Your task:
Write out all the lines again, precisely as they stand, but without the images.

** START OF Data for processing **

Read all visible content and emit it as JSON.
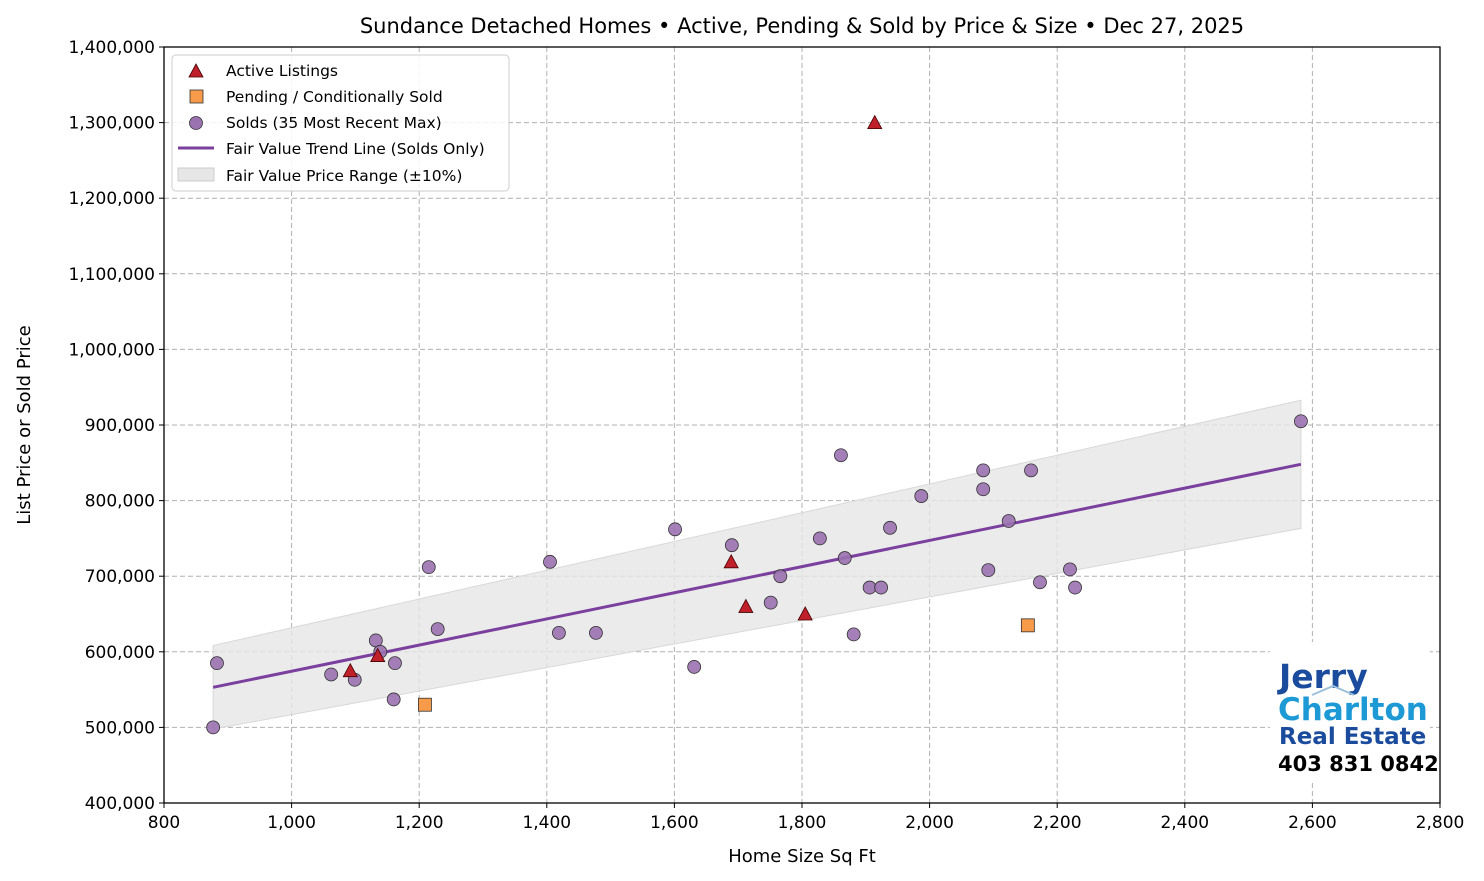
{
  "chart_data": {
    "type": "scatter",
    "title": "Sundance Detached Homes • Active, Pending & Sold by Price & Size • Dec 27, 2025",
    "xlabel": "Home Size Sq Ft",
    "ylabel": "List Price or Sold Price",
    "xlim": [
      800,
      2800
    ],
    "ylim": [
      400000,
      1400000
    ],
    "xticks": [
      800,
      1000,
      1200,
      1400,
      1600,
      1800,
      2000,
      2200,
      2400,
      2600,
      2800
    ],
    "xtick_labels": [
      "800",
      "1,000",
      "1,200",
      "1,400",
      "1,600",
      "1,800",
      "2,000",
      "2,200",
      "2,400",
      "2,600",
      "2,800"
    ],
    "yticks": [
      400000,
      500000,
      600000,
      700000,
      800000,
      900000,
      1000000,
      1100000,
      1200000,
      1300000,
      1400000
    ],
    "ytick_labels": [
      "400,000",
      "500,000",
      "600,000",
      "700,000",
      "800,000",
      "900,000",
      "1,000,000",
      "1,100,000",
      "1,200,000",
      "1,300,000",
      "1,400,000"
    ],
    "grid": true,
    "legend_placement": "top-left",
    "series": [
      {
        "name": "Active Listings",
        "marker": "triangle",
        "color": "#c0202a",
        "points": [
          [
            1092,
            575000
          ],
          [
            1135,
            595000
          ],
          [
            1689,
            719000
          ],
          [
            1712,
            660000
          ],
          [
            1805,
            650000
          ],
          [
            1914,
            1300000
          ]
        ]
      },
      {
        "name": "Pending / Conditionally Sold",
        "marker": "square",
        "color": "#f79a4a",
        "points": [
          [
            1209,
            530000
          ],
          [
            2154,
            635000
          ]
        ]
      },
      {
        "name": "Solds (35 Most Recent Max)",
        "marker": "circle",
        "color": "#9b72b0",
        "points": [
          [
            877,
            500000
          ],
          [
            883,
            585000
          ],
          [
            1062,
            570000
          ],
          [
            1099,
            563000
          ],
          [
            1132,
            615000
          ],
          [
            1139,
            600000
          ],
          [
            1162,
            585000
          ],
          [
            1160,
            537000
          ],
          [
            1215,
            712000
          ],
          [
            1229,
            630000
          ],
          [
            1405,
            719000
          ],
          [
            1419,
            625000
          ],
          [
            1477,
            625000
          ],
          [
            1601,
            762000
          ],
          [
            1631,
            580000
          ],
          [
            1690,
            741000
          ],
          [
            1766,
            700000
          ],
          [
            1751,
            665000
          ],
          [
            1828,
            750000
          ],
          [
            1861,
            860000
          ],
          [
            1867,
            724000
          ],
          [
            1881,
            623000
          ],
          [
            1906,
            685000
          ],
          [
            1924,
            685000
          ],
          [
            1938,
            764000
          ],
          [
            1987,
            806000
          ],
          [
            2084,
            840000
          ],
          [
            2084,
            815000
          ],
          [
            2092,
            708000
          ],
          [
            2124,
            773000
          ],
          [
            2159,
            840000
          ],
          [
            2173,
            692000
          ],
          [
            2220,
            709000
          ],
          [
            2228,
            685000
          ],
          [
            2582,
            905000
          ]
        ]
      },
      {
        "name": "Fair Value Trend Line (Solds Only)",
        "type": "line",
        "color": "#7b3f9e",
        "points": [
          [
            877,
            553000
          ],
          [
            2582,
            848000
          ]
        ]
      },
      {
        "name": "Fair Value Price Range (±10%)",
        "type": "band",
        "color": "#e6e6e6",
        "band_fraction": 0.1
      }
    ]
  },
  "logo": {
    "line1": "Jerry",
    "line2": "Charlton",
    "line3": "Real Estate",
    "phone": "403 831 0842"
  }
}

** END OF Data for processing **

Final answer:
Read all visible content and emit it as JSON.
{
  "chart_data": {
    "type": "scatter",
    "title": "Sundance Detached Homes • Active, Pending & Sold by Price & Size • Dec 27, 2025",
    "xlabel": "Home Size Sq Ft",
    "ylabel": "List Price or Sold Price",
    "xlim": [
      800,
      2800
    ],
    "ylim": [
      400000,
      1400000
    ],
    "xticks": [
      800,
      1000,
      1200,
      1400,
      1600,
      1800,
      2000,
      2200,
      2400,
      2600,
      2800
    ],
    "xtick_labels": [
      "800",
      "1,000",
      "1,200",
      "1,400",
      "1,600",
      "1,800",
      "2,000",
      "2,200",
      "2,400",
      "2,600",
      "2,800"
    ],
    "yticks": [
      400000,
      500000,
      600000,
      700000,
      800000,
      900000,
      1000000,
      1100000,
      1200000,
      1300000,
      1400000
    ],
    "ytick_labels": [
      "400,000",
      "500,000",
      "600,000",
      "700,000",
      "800,000",
      "900,000",
      "1,000,000",
      "1,100,000",
      "1,200,000",
      "1,300,000",
      "1,400,000"
    ],
    "grid": true,
    "legend_placement": "top-left",
    "series": [
      {
        "name": "Active Listings",
        "marker": "triangle",
        "color": "#c0202a",
        "points": [
          [
            1092,
            575000
          ],
          [
            1135,
            595000
          ],
          [
            1689,
            719000
          ],
          [
            1712,
            660000
          ],
          [
            1805,
            650000
          ],
          [
            1914,
            1300000
          ]
        ]
      },
      {
        "name": "Pending / Conditionally Sold",
        "marker": "square",
        "color": "#f79a4a",
        "points": [
          [
            1209,
            530000
          ],
          [
            2154,
            635000
          ]
        ]
      },
      {
        "name": "Solds (35 Most Recent Max)",
        "marker": "circle",
        "color": "#9b72b0",
        "points": [
          [
            877,
            500000
          ],
          [
            883,
            585000
          ],
          [
            1062,
            570000
          ],
          [
            1099,
            563000
          ],
          [
            1132,
            615000
          ],
          [
            1139,
            600000
          ],
          [
            1162,
            585000
          ],
          [
            1160,
            537000
          ],
          [
            1215,
            712000
          ],
          [
            1229,
            630000
          ],
          [
            1405,
            719000
          ],
          [
            1419,
            625000
          ],
          [
            1477,
            625000
          ],
          [
            1601,
            762000
          ],
          [
            1631,
            580000
          ],
          [
            1690,
            741000
          ],
          [
            1766,
            700000
          ],
          [
            1751,
            665000
          ],
          [
            1828,
            750000
          ],
          [
            1861,
            860000
          ],
          [
            1867,
            724000
          ],
          [
            1881,
            623000
          ],
          [
            1906,
            685000
          ],
          [
            1924,
            685000
          ],
          [
            1938,
            764000
          ],
          [
            1987,
            806000
          ],
          [
            2084,
            840000
          ],
          [
            2084,
            815000
          ],
          [
            2092,
            708000
          ],
          [
            2124,
            773000
          ],
          [
            2159,
            840000
          ],
          [
            2173,
            692000
          ],
          [
            2220,
            709000
          ],
          [
            2228,
            685000
          ],
          [
            2582,
            905000
          ]
        ]
      },
      {
        "name": "Fair Value Trend Line (Solds Only)",
        "type": "line",
        "color": "#7b3f9e",
        "points": [
          [
            877,
            553000
          ],
          [
            2582,
            848000
          ]
        ]
      },
      {
        "name": "Fair Value Price Range (±10%)",
        "type": "band",
        "color": "#e6e6e6",
        "band_fraction": 0.1
      }
    ]
  },
  "logo": {
    "line1": "Jerry",
    "line2": "Charlton",
    "line3": "Real Estate",
    "phone": "403 831 0842"
  }
}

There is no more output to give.